WORK REQUIRED → Search the listing below for the string "horizontal" and copy every line where it occurs.

Records from a dataset:
:::

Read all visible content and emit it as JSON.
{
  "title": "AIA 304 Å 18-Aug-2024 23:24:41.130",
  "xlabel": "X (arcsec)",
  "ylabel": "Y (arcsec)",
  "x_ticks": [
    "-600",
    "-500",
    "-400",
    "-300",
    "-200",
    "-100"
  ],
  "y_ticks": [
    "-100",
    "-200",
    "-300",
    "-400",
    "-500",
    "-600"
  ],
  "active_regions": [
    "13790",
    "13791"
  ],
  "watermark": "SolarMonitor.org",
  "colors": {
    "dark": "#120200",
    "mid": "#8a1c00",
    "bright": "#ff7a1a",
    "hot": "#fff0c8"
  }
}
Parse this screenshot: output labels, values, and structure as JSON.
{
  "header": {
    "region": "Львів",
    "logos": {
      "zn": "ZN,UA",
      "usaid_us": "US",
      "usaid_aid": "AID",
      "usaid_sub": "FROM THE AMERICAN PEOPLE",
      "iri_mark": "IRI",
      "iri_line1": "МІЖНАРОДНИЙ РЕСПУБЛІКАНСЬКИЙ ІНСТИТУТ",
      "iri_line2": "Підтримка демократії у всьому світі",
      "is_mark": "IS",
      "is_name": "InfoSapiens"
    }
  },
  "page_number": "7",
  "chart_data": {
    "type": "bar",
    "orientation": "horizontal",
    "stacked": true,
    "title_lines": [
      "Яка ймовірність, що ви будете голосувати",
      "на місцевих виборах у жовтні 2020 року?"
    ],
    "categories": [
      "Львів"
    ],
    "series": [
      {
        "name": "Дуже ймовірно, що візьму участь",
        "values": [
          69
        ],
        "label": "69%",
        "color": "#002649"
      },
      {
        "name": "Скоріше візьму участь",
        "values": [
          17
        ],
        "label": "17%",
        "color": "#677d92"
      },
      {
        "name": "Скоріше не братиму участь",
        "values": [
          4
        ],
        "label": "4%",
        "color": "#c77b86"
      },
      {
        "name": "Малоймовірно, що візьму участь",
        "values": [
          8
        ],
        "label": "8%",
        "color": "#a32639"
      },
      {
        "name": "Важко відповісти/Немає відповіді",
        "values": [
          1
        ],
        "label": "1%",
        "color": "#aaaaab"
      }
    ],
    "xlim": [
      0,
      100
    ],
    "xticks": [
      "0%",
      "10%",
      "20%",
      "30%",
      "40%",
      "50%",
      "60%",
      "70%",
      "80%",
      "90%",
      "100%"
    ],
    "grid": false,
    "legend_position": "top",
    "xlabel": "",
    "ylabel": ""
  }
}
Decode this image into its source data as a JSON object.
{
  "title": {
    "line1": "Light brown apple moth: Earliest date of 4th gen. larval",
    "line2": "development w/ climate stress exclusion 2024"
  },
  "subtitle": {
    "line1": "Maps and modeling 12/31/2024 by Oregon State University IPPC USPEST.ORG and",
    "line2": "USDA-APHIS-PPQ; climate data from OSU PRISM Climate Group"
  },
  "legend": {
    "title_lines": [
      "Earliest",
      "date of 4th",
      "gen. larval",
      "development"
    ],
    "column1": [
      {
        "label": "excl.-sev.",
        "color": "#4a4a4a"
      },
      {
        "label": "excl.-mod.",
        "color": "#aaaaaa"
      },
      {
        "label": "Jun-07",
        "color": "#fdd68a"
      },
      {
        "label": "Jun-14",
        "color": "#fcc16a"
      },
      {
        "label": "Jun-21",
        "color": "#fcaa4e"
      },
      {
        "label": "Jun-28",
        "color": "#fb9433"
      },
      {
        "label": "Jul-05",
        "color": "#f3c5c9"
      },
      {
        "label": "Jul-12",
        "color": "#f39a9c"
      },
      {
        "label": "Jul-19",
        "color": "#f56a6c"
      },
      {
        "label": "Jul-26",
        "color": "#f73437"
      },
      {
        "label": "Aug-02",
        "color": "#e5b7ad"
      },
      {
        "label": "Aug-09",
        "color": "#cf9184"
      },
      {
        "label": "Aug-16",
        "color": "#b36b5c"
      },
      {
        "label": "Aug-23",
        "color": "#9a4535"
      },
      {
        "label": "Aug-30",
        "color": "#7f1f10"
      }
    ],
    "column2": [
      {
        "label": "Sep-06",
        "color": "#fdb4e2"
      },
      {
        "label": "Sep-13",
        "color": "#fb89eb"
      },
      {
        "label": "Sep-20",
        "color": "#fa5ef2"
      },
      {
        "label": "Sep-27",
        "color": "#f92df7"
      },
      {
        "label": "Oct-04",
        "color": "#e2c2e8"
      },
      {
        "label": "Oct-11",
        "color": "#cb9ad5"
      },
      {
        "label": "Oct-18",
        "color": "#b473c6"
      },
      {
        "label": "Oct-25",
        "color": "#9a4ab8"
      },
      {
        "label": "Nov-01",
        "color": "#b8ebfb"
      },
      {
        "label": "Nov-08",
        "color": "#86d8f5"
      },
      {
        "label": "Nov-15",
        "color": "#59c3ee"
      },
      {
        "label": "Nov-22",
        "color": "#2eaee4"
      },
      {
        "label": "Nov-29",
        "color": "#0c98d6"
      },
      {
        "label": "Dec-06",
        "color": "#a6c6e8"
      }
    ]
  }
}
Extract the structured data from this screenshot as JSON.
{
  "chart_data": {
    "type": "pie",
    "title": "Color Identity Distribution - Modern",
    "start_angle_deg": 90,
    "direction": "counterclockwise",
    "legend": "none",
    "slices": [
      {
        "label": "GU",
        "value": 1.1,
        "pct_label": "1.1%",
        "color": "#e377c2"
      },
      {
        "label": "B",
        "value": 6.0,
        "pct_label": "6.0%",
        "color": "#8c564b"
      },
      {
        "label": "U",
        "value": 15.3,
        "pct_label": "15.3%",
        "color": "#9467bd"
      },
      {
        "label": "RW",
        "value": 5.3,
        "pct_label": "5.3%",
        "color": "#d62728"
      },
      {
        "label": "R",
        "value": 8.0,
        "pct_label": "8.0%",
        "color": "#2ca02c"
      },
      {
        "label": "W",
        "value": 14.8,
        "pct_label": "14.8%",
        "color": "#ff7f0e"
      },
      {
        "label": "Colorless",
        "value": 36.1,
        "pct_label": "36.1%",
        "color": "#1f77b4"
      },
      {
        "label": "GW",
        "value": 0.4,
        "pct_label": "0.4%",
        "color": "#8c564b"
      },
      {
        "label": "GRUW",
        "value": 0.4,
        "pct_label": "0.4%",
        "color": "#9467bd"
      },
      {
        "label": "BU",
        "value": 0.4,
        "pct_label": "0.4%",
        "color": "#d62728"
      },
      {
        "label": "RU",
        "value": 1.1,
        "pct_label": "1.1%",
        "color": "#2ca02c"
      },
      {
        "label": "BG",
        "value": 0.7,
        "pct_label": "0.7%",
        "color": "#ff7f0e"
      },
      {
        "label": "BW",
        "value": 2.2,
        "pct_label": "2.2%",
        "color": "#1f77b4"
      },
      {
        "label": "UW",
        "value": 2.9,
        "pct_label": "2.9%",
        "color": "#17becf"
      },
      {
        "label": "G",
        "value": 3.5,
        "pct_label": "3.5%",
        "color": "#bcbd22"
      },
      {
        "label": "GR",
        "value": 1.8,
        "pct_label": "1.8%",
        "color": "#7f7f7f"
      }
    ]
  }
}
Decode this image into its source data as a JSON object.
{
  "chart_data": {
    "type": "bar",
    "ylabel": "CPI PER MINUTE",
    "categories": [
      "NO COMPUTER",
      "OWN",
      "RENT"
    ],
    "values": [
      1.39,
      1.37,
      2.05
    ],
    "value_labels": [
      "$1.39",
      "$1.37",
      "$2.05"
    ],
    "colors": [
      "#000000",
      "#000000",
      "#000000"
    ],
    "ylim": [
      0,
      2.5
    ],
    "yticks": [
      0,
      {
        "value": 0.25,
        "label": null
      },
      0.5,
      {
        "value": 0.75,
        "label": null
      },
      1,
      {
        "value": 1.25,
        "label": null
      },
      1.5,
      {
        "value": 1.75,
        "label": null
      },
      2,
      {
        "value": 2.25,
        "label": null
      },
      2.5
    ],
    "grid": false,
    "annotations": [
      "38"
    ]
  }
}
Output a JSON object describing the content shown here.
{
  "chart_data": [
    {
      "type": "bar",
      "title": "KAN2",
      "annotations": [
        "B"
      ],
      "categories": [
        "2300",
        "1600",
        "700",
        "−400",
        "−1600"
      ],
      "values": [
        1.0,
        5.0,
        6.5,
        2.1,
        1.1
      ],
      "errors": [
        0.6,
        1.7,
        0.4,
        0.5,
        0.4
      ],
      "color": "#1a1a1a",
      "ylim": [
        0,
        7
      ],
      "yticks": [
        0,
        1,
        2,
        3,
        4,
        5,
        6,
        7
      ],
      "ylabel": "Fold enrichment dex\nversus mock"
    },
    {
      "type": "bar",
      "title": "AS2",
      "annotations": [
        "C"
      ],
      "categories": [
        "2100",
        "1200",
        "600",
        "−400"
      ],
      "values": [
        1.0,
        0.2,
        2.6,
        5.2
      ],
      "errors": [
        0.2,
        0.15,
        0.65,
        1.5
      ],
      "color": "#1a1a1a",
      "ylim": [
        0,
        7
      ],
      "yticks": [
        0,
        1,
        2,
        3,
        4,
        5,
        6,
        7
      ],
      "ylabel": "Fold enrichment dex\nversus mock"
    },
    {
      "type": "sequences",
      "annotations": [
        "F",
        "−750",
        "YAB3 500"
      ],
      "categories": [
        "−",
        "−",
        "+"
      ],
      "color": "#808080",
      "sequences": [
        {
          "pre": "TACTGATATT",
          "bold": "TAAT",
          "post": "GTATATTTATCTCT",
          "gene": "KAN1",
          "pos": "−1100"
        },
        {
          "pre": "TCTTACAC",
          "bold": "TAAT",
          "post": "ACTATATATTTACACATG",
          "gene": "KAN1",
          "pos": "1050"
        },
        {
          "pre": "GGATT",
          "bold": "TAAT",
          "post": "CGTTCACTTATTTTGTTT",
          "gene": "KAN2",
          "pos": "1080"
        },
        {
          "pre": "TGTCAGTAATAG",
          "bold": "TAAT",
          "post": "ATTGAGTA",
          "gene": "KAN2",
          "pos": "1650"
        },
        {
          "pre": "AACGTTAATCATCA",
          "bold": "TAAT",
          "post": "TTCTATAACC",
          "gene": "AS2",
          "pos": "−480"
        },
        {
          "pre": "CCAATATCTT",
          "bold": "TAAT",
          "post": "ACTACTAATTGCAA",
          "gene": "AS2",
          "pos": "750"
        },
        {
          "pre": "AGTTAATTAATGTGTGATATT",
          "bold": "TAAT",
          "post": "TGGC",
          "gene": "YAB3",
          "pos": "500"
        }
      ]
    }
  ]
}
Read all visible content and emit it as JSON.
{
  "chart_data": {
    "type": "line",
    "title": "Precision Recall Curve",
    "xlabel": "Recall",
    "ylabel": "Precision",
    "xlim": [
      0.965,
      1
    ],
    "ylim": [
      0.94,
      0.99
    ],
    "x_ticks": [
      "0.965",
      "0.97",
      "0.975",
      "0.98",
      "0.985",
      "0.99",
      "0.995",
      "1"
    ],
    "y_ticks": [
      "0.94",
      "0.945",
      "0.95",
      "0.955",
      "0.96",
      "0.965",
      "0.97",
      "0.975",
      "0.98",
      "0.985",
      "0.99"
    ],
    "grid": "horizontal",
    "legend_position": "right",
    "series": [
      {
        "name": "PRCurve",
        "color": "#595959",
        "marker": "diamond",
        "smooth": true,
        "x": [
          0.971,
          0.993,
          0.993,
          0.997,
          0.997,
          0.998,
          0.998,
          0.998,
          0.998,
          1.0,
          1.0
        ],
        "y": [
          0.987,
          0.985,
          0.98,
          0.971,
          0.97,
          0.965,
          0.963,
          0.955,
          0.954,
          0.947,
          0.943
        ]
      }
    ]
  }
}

:::

EXERCISE OUTPUT →
    "orientation": "horizontal",
    "grid": "horizontal",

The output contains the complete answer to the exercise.